Problem requirements: Exclude the pictures, then repeat the remaining data exactly.

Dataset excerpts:
════════════════════

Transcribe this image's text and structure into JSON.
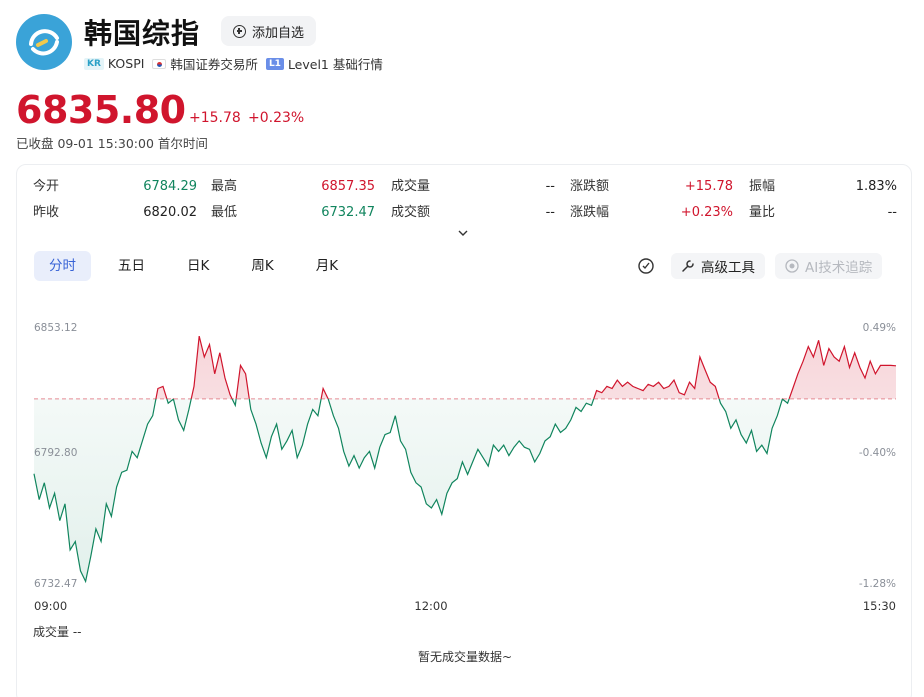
{
  "header": {
    "title": "韩国综指",
    "fav_label": "添加自选",
    "tags": {
      "country_badge": "KR",
      "code": "KOSPI",
      "exchange": "韩国证券交易所",
      "level_badge": "L1",
      "level_label": "Level1 基础行情"
    },
    "price": "6835.80",
    "change": "+15.78",
    "change_pct": "+0.23%",
    "status": "已收盘  09-01 15:30:00  首尔时间"
  },
  "stats": [
    {
      "label": "今开",
      "value": "6784.29",
      "tone": "green"
    },
    {
      "label": "昨收",
      "value": "6820.02",
      "tone": "dark"
    },
    {
      "label": "最高",
      "value": "6857.35",
      "tone": "red"
    },
    {
      "label": "最低",
      "value": "6732.47",
      "tone": "green"
    },
    {
      "label": "成交量",
      "value": "--",
      "tone": "dark"
    },
    {
      "label": "成交额",
      "value": "--",
      "tone": "dark"
    },
    {
      "label": "涨跌额",
      "value": "+15.78",
      "tone": "red"
    },
    {
      "label": "涨跌幅",
      "value": "+0.23%",
      "tone": "red"
    },
    {
      "label": "振幅",
      "value": "1.83%",
      "tone": "dark"
    },
    {
      "label": "量比",
      "value": "--",
      "tone": "dark"
    }
  ],
  "tabs": [
    "分时",
    "五日",
    "日K",
    "周K",
    "月K"
  ],
  "active_tab": 0,
  "tools": {
    "advanced_label": "高级工具",
    "ai_label": "AI技术追踪"
  },
  "colors": {
    "up": "#d0152d",
    "down": "#11855e",
    "accent": "#3863d6"
  },
  "chart_data": {
    "type": "line",
    "prev_close": 6820.02,
    "y_ticks": [
      "6853.12",
      "6792.80",
      "6732.47"
    ],
    "pct_ticks": [
      "0.49%",
      "-0.40%",
      "-1.28%"
    ],
    "ylim": [
      6732.47,
      6853.12
    ],
    "x_ticks": [
      "09:00",
      "12:00",
      "15:30"
    ],
    "series": [
      {
        "values": [
          6784.3,
          6772,
          6780,
          6768,
          6775,
          6762,
          6770,
          6748,
          6752,
          6738,
          6733,
          6745,
          6758,
          6752,
          6770,
          6764,
          6778,
          6785,
          6786,
          6795,
          6792,
          6800,
          6808,
          6812,
          6825,
          6826,
          6818,
          6820,
          6810,
          6805,
          6815,
          6826,
          6850,
          6840,
          6846,
          6832,
          6842,
          6830,
          6822,
          6817,
          6836,
          6832,
          6815,
          6808,
          6799,
          6792,
          6802,
          6808,
          6796,
          6800,
          6805,
          6792,
          6798,
          6808,
          6815,
          6812,
          6825,
          6820,
          6812,
          6806,
          6795,
          6788,
          6793,
          6787,
          6792,
          6795,
          6787,
          6797,
          6803,
          6804,
          6812,
          6800,
          6796,
          6785,
          6780,
          6778,
          6770,
          6768,
          6772,
          6765,
          6775,
          6780,
          6782,
          6790,
          6784,
          6790,
          6796,
          6792,
          6788,
          6798,
          6795,
          6798,
          6793,
          6797,
          6800,
          6797,
          6796,
          6790,
          6794,
          6800,
          6802,
          6808,
          6804,
          6806,
          6810,
          6816,
          6814,
          6818,
          6817,
          6824,
          6823,
          6826,
          6825,
          6829,
          6826,
          6828,
          6826,
          6825,
          6824,
          6827,
          6826,
          6828,
          6825,
          6826,
          6829,
          6823,
          6822,
          6828,
          6825,
          6840,
          6834,
          6828,
          6826,
          6818,
          6814,
          6806,
          6810,
          6803,
          6799,
          6805,
          6795,
          6798,
          6794,
          6806,
          6812,
          6820,
          6818,
          6825,
          6832,
          6838,
          6845,
          6840,
          6848,
          6836,
          6844,
          6840,
          6838,
          6845,
          6835,
          6842,
          6835,
          6830,
          6838,
          6832,
          6836,
          6836,
          6836,
          6835.8
        ]
      }
    ]
  },
  "volume": {
    "label": "成交量 --",
    "empty": "暂无成交量数据~"
  }
}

════════════════════

Reply to the task:
Transcribe this image's text and structure into JSON.
{
  "header": {
    "title": "韩国综指",
    "fav_label": "添加自选",
    "tags": {
      "country_badge": "KR",
      "code": "KOSPI",
      "exchange": "韩国证券交易所",
      "level_badge": "L1",
      "level_label": "Level1 基础行情"
    },
    "price": "6835.80",
    "change": "+15.78",
    "change_pct": "+0.23%",
    "status": "已收盘  09-01 15:30:00  首尔时间"
  },
  "stats": [
    {
      "label": "今开",
      "value": "6784.29",
      "tone": "green"
    },
    {
      "label": "昨收",
      "value": "6820.02",
      "tone": "dark"
    },
    {
      "label": "最高",
      "value": "6857.35",
      "tone": "red"
    },
    {
      "label": "最低",
      "value": "6732.47",
      "tone": "green"
    },
    {
      "label": "成交量",
      "value": "--",
      "tone": "dark"
    },
    {
      "label": "成交额",
      "value": "--",
      "tone": "dark"
    },
    {
      "label": "涨跌额",
      "value": "+15.78",
      "tone": "red"
    },
    {
      "label": "涨跌幅",
      "value": "+0.23%",
      "tone": "red"
    },
    {
      "label": "振幅",
      "value": "1.83%",
      "tone": "dark"
    },
    {
      "label": "量比",
      "value": "--",
      "tone": "dark"
    }
  ],
  "tabs": [
    "分时",
    "五日",
    "日K",
    "周K",
    "月K"
  ],
  "active_tab": 0,
  "tools": {
    "advanced_label": "高级工具",
    "ai_label": "AI技术追踪"
  },
  "colors": {
    "up": "#d0152d",
    "down": "#11855e",
    "accent": "#3863d6"
  },
  "chart_data": {
    "type": "line",
    "prev_close": 6820.02,
    "y_ticks": [
      "6853.12",
      "6792.80",
      "6732.47"
    ],
    "pct_ticks": [
      "0.49%",
      "-0.40%",
      "-1.28%"
    ],
    "ylim": [
      6732.47,
      6853.12
    ],
    "x_ticks": [
      "09:00",
      "12:00",
      "15:30"
    ],
    "series": [
      {
        "values": [
          6784.3,
          6772,
          6780,
          6768,
          6775,
          6762,
          6770,
          6748,
          6752,
          6738,
          6733,
          6745,
          6758,
          6752,
          6770,
          6764,
          6778,
          6785,
          6786,
          6795,
          6792,
          6800,
          6808,
          6812,
          6825,
          6826,
          6818,
          6820,
          6810,
          6805,
          6815,
          6826,
          6850,
          6840,
          6846,
          6832,
          6842,
          6830,
          6822,
          6817,
          6836,
          6832,
          6815,
          6808,
          6799,
          6792,
          6802,
          6808,
          6796,
          6800,
          6805,
          6792,
          6798,
          6808,
          6815,
          6812,
          6825,
          6820,
          6812,
          6806,
          6795,
          6788,
          6793,
          6787,
          6792,
          6795,
          6787,
          6797,
          6803,
          6804,
          6812,
          6800,
          6796,
          6785,
          6780,
          6778,
          6770,
          6768,
          6772,
          6765,
          6775,
          6780,
          6782,
          6790,
          6784,
          6790,
          6796,
          6792,
          6788,
          6798,
          6795,
          6798,
          6793,
          6797,
          6800,
          6797,
          6796,
          6790,
          6794,
          6800,
          6802,
          6808,
          6804,
          6806,
          6810,
          6816,
          6814,
          6818,
          6817,
          6824,
          6823,
          6826,
          6825,
          6829,
          6826,
          6828,
          6826,
          6825,
          6824,
          6827,
          6826,
          6828,
          6825,
          6826,
          6829,
          6823,
          6822,
          6828,
          6825,
          6840,
          6834,
          6828,
          6826,
          6818,
          6814,
          6806,
          6810,
          6803,
          6799,
          6805,
          6795,
          6798,
          6794,
          6806,
          6812,
          6820,
          6818,
          6825,
          6832,
          6838,
          6845,
          6840,
          6848,
          6836,
          6844,
          6840,
          6838,
          6845,
          6835,
          6842,
          6835,
          6830,
          6838,
          6832,
          6836,
          6836,
          6836,
          6835.8
        ]
      }
    ]
  },
  "volume": {
    "label": "成交量 --",
    "empty": "暂无成交量数据~"
  }
}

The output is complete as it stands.